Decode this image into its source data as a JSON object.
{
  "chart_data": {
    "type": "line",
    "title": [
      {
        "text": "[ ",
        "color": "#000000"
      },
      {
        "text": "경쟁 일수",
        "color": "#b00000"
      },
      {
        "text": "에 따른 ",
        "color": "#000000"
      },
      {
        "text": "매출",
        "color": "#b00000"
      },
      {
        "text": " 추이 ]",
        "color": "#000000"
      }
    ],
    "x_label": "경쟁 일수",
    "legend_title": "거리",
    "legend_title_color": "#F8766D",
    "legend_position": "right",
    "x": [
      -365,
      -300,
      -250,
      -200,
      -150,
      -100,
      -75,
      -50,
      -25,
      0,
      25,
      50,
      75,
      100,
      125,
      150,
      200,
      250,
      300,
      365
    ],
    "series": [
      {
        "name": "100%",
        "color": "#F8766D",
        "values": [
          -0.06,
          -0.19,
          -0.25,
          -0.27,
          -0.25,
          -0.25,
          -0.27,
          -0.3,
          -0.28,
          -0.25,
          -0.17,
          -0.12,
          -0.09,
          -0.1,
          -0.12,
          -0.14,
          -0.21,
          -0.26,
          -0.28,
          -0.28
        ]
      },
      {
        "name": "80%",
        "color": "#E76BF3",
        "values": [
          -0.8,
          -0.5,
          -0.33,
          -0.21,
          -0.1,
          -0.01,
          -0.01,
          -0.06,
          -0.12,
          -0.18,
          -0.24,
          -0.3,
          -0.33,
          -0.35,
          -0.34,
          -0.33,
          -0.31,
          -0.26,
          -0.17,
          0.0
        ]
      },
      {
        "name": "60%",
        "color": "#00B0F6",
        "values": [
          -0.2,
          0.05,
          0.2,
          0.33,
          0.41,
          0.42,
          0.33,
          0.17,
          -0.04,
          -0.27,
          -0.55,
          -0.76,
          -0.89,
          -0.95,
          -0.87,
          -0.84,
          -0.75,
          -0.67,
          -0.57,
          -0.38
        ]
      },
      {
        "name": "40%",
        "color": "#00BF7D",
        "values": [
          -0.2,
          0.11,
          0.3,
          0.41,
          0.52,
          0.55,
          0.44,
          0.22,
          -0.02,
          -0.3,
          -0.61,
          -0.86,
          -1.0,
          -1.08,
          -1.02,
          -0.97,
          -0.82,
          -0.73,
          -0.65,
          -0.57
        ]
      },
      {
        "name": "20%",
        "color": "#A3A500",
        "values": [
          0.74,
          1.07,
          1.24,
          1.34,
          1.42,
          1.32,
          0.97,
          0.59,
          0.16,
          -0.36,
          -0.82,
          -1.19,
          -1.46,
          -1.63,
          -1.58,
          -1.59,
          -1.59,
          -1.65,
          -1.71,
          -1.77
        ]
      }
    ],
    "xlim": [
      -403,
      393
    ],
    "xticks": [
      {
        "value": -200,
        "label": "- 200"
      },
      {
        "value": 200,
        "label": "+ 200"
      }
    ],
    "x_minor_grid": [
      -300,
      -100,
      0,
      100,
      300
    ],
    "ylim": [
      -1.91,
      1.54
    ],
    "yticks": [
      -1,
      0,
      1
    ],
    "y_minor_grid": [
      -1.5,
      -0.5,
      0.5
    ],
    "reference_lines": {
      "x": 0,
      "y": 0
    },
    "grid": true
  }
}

________________

» **TO DO**
Output the listing above exactly as it appears.

» **EXERCISE ANSWER**
Decode this image into its source data as a JSON object.
{
  "chart_data": {
    "type": "line",
    "title": [
      {
        "text": "[ ",
        "color": "#000000"
      },
      {
        "text": "경쟁 일수",
        "color": "#b00000"
      },
      {
        "text": "에 따른 ",
        "color": "#000000"
      },
      {
        "text": "매출",
        "color": "#b00000"
      },
      {
        "text": " 추이 ]",
        "color": "#000000"
      }
    ],
    "x_label": "경쟁 일수",
    "legend_title": "거리",
    "legend_title_color": "#F8766D",
    "legend_position": "right",
    "x": [
      -365,
      -300,
      -250,
      -200,
      -150,
      -100,
      -75,
      -50,
      -25,
      0,
      25,
      50,
      75,
      100,
      125,
      150,
      200,
      250,
      300,
      365
    ],
    "series": [
      {
        "name": "100%",
        "color": "#F8766D",
        "values": [
          -0.06,
          -0.19,
          -0.25,
          -0.27,
          -0.25,
          -0.25,
          -0.27,
          -0.3,
          -0.28,
          -0.25,
          -0.17,
          -0.12,
          -0.09,
          -0.1,
          -0.12,
          -0.14,
          -0.21,
          -0.26,
          -0.28,
          -0.28
        ]
      },
      {
        "name": "80%",
        "color": "#E76BF3",
        "values": [
          -0.8,
          -0.5,
          -0.33,
          -0.21,
          -0.1,
          -0.01,
          -0.01,
          -0.06,
          -0.12,
          -0.18,
          -0.24,
          -0.3,
          -0.33,
          -0.35,
          -0.34,
          -0.33,
          -0.31,
          -0.26,
          -0.17,
          0.0
        ]
      },
      {
        "name": "60%",
        "color": "#00B0F6",
        "values": [
          -0.2,
          0.05,
          0.2,
          0.33,
          0.41,
          0.42,
          0.33,
          0.17,
          -0.04,
          -0.27,
          -0.55,
          -0.76,
          -0.89,
          -0.95,
          -0.87,
          -0.84,
          -0.75,
          -0.67,
          -0.57,
          -0.38
        ]
      },
      {
        "name": "40%",
        "color": "#00BF7D",
        "values": [
          -0.2,
          0.11,
          0.3,
          0.41,
          0.52,
          0.55,
          0.44,
          0.22,
          -0.02,
          -0.3,
          -0.61,
          -0.86,
          -1.0,
          -1.08,
          -1.02,
          -0.97,
          -0.82,
          -0.73,
          -0.65,
          -0.57
        ]
      },
      {
        "name": "20%",
        "color": "#A3A500",
        "values": [
          0.74,
          1.07,
          1.24,
          1.34,
          1.42,
          1.32,
          0.97,
          0.59,
          0.16,
          -0.36,
          -0.82,
          -1.19,
          -1.46,
          -1.63,
          -1.58,
          -1.59,
          -1.59,
          -1.65,
          -1.71,
          -1.77
        ]
      }
    ],
    "xlim": [
      -403,
      393
    ],
    "xticks": [
      {
        "value": -200,
        "label": "- 200"
      },
      {
        "value": 200,
        "label": "+ 200"
      }
    ],
    "x_minor_grid": [
      -300,
      -100,
      0,
      100,
      300
    ],
    "ylim": [
      -1.91,
      1.54
    ],
    "yticks": [
      -1,
      0,
      1
    ],
    "y_minor_grid": [
      -1.5,
      -0.5,
      0.5
    ],
    "reference_lines": {
      "x": 0,
      "y": 0
    },
    "grid": true
  }
}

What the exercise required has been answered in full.